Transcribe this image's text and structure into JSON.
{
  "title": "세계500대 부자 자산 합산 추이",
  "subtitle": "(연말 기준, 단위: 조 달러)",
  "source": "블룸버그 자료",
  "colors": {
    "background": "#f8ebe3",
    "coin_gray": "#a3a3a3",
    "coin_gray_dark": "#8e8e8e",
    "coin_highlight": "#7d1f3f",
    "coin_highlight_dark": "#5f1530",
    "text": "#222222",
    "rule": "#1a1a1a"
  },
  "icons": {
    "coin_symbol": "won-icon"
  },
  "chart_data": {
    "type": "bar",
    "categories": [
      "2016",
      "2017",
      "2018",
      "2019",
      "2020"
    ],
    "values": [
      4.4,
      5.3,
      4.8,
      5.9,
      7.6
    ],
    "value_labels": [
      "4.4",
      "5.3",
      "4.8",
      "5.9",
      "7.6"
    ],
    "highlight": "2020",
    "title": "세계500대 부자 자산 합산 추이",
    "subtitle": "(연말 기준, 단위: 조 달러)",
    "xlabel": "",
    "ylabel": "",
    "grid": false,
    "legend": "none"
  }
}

........

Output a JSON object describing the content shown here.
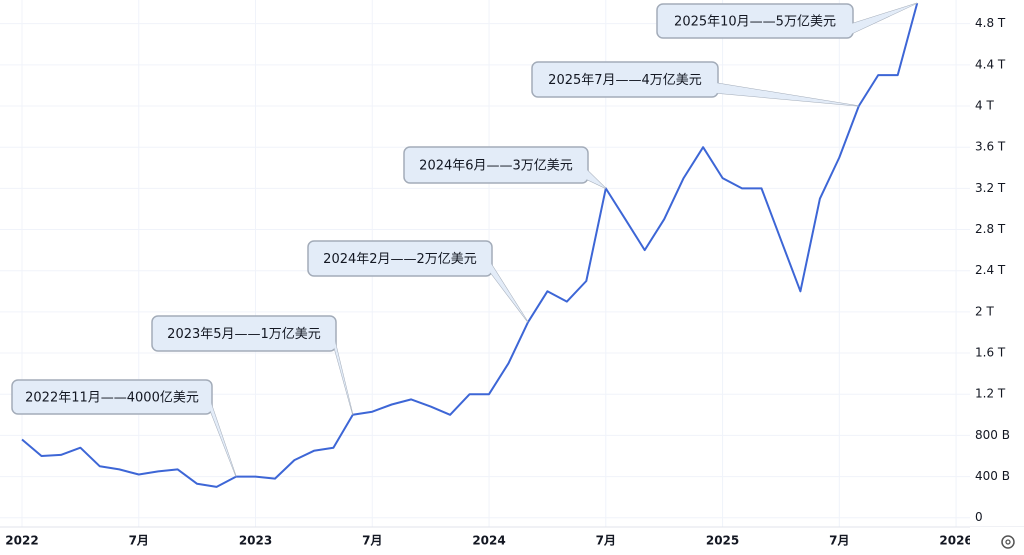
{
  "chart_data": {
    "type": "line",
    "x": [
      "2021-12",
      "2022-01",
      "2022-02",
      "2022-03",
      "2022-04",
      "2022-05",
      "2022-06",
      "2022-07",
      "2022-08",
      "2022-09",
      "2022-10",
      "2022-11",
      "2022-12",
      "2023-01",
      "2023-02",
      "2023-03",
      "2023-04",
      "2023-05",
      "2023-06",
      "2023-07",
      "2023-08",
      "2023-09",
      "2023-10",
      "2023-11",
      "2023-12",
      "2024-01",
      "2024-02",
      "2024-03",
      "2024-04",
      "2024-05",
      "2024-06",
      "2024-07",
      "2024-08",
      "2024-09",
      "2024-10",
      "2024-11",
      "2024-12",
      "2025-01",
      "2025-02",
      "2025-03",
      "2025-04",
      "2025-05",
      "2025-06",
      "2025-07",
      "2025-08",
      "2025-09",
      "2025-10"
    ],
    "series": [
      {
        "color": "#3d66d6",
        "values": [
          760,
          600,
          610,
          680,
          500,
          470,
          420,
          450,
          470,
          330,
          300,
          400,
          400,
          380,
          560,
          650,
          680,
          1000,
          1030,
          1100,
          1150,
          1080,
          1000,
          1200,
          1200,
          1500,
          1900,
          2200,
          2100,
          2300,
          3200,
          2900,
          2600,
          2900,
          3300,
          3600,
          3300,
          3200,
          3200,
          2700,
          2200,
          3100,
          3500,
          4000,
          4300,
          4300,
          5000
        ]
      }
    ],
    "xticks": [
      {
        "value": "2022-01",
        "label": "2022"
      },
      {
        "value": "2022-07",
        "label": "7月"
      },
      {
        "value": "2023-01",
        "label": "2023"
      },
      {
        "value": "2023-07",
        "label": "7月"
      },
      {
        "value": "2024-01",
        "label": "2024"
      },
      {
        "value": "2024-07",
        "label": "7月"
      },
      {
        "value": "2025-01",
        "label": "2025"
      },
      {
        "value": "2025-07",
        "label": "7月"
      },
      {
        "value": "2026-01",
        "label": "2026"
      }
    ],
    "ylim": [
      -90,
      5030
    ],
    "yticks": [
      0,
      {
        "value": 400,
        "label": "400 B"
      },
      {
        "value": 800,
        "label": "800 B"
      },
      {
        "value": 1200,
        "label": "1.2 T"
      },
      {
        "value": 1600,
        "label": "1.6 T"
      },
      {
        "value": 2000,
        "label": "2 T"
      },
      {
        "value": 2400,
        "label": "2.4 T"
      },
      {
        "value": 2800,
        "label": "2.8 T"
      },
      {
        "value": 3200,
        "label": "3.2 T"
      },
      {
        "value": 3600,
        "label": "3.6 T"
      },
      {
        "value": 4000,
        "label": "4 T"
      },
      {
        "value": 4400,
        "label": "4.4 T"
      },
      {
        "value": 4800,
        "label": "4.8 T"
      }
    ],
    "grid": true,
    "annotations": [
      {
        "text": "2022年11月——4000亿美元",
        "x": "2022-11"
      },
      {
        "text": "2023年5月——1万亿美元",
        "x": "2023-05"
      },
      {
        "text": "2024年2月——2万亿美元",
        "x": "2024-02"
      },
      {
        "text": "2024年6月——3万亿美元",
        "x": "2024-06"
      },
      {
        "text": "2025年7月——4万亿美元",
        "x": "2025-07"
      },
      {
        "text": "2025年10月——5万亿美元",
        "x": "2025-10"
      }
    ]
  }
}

........

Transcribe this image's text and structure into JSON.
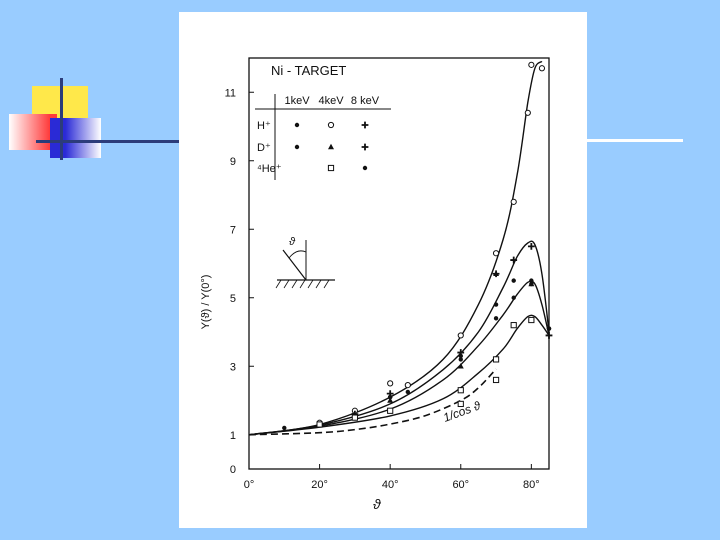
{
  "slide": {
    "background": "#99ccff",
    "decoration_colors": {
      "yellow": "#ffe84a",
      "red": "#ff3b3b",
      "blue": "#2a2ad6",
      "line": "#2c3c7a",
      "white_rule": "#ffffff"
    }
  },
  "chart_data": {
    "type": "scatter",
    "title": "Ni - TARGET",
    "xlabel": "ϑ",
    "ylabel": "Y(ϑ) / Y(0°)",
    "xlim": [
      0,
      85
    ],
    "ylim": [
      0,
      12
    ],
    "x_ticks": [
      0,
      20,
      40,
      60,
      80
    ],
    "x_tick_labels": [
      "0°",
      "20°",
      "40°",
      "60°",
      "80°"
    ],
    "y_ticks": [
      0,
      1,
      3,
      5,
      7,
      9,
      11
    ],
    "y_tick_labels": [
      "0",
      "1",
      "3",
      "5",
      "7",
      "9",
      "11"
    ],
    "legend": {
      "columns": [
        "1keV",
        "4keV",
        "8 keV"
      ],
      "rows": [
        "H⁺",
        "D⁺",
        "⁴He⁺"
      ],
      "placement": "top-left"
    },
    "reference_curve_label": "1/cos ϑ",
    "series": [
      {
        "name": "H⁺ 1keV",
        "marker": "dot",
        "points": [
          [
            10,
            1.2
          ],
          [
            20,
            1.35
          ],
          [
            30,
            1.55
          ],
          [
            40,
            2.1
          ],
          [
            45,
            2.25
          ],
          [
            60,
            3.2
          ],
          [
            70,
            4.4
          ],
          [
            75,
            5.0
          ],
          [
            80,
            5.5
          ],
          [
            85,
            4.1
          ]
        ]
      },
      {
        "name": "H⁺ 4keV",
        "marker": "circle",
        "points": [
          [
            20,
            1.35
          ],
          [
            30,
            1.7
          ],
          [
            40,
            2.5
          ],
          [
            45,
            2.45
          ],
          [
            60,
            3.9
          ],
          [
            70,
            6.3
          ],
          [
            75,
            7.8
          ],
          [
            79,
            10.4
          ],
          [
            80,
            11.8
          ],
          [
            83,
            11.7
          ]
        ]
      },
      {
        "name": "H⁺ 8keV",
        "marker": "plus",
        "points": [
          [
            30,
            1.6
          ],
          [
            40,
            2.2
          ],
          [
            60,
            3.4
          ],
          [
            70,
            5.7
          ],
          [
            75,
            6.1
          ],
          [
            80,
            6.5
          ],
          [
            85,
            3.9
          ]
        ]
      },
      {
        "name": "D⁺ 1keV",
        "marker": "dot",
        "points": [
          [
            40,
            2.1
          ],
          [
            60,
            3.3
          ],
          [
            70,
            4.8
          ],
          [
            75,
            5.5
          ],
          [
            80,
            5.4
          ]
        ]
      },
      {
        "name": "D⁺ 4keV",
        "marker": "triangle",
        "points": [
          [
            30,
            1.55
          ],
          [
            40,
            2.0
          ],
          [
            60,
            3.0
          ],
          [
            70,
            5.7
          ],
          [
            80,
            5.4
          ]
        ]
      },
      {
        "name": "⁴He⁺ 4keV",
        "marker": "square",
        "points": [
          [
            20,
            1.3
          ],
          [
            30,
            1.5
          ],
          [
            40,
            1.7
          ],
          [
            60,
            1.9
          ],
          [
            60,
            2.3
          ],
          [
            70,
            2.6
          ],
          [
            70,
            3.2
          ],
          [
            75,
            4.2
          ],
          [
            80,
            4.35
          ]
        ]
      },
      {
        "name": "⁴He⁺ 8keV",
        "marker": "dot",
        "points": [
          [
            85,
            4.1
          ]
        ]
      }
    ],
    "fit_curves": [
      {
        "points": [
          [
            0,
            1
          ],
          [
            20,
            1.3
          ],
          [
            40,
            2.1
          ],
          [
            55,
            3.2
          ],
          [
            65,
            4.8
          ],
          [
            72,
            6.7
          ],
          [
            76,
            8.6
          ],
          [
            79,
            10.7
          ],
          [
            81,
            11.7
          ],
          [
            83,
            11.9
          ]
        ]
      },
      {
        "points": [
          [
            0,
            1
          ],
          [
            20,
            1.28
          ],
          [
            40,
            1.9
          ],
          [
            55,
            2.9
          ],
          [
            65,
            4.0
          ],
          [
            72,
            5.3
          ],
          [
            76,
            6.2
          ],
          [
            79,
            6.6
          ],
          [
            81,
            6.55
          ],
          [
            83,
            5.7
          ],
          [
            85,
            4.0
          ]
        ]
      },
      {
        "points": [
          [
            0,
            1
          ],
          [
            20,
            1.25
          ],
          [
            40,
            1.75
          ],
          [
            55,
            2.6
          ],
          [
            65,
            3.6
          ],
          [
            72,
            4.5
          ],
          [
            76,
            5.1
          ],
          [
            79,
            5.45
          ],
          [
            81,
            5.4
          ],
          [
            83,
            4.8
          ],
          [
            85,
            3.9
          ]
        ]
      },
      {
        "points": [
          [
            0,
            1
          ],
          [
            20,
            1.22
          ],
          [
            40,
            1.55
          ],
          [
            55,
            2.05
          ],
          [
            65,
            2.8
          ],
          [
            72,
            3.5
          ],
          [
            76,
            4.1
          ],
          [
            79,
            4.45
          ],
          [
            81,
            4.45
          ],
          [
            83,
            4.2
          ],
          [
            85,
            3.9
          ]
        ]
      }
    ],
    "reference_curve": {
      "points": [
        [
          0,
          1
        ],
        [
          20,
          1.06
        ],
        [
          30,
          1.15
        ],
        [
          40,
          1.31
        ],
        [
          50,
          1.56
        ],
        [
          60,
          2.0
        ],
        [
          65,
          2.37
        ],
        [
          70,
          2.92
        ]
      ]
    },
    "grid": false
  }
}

........

◆ What is expected: Copy each line above that contains the word "background".

◆ Result for this exercise:
    "background": "#f8ebe3",
    "background": "#99ccff",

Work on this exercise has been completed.